Extracted records:
====

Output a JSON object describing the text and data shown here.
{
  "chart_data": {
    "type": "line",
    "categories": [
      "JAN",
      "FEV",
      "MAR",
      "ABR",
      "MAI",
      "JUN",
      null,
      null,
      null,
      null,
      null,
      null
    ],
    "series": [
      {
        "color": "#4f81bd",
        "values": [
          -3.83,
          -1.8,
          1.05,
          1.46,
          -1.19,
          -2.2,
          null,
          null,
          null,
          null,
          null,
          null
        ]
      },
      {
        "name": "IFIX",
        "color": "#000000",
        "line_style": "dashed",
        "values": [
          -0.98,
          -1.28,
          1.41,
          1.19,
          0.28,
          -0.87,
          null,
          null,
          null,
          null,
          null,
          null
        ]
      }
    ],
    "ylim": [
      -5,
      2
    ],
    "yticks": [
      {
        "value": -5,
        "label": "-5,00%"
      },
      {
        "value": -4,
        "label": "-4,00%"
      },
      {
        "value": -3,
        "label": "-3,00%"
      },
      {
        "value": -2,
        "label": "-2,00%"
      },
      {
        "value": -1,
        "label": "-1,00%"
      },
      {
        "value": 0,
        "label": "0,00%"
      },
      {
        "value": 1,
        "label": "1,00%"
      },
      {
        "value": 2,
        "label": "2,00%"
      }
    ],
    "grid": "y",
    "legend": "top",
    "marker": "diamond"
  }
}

====

• _YOUR OBJECTIVE_: Give the entries again in full, exactly as they are written.

• _EXERCISE RESPONSE_:
Output a JSON object describing the text and data shown here.
{
  "chart_data": {
    "type": "line",
    "categories": [
      "JAN",
      "FEV",
      "MAR",
      "ABR",
      "MAI",
      "JUN",
      null,
      null,
      null,
      null,
      null,
      null
    ],
    "series": [
      {
        "color": "#4f81bd",
        "values": [
          -3.83,
          -1.8,
          1.05,
          1.46,
          -1.19,
          -2.2,
          null,
          null,
          null,
          null,
          null,
          null
        ]
      },
      {
        "name": "IFIX",
        "color": "#000000",
        "line_style": "dashed",
        "values": [
          -0.98,
          -1.28,
          1.41,
          1.19,
          0.28,
          -0.87,
          null,
          null,
          null,
          null,
          null,
          null
        ]
      }
    ],
    "ylim": [
      -5,
      2
    ],
    "yticks": [
      {
        "value": -5,
        "label": "-5,00%"
      },
      {
        "value": -4,
        "label": "-4,00%"
      },
      {
        "value": -3,
        "label": "-3,00%"
      },
      {
        "value": -2,
        "label": "-2,00%"
      },
      {
        "value": -1,
        "label": "-1,00%"
      },
      {
        "value": 0,
        "label": "0,00%"
      },
      {
        "value": 1,
        "label": "1,00%"
      },
      {
        "value": 2,
        "label": "2,00%"
      }
    ],
    "grid": "y",
    "legend": "top",
    "marker": "diamond"
  }
}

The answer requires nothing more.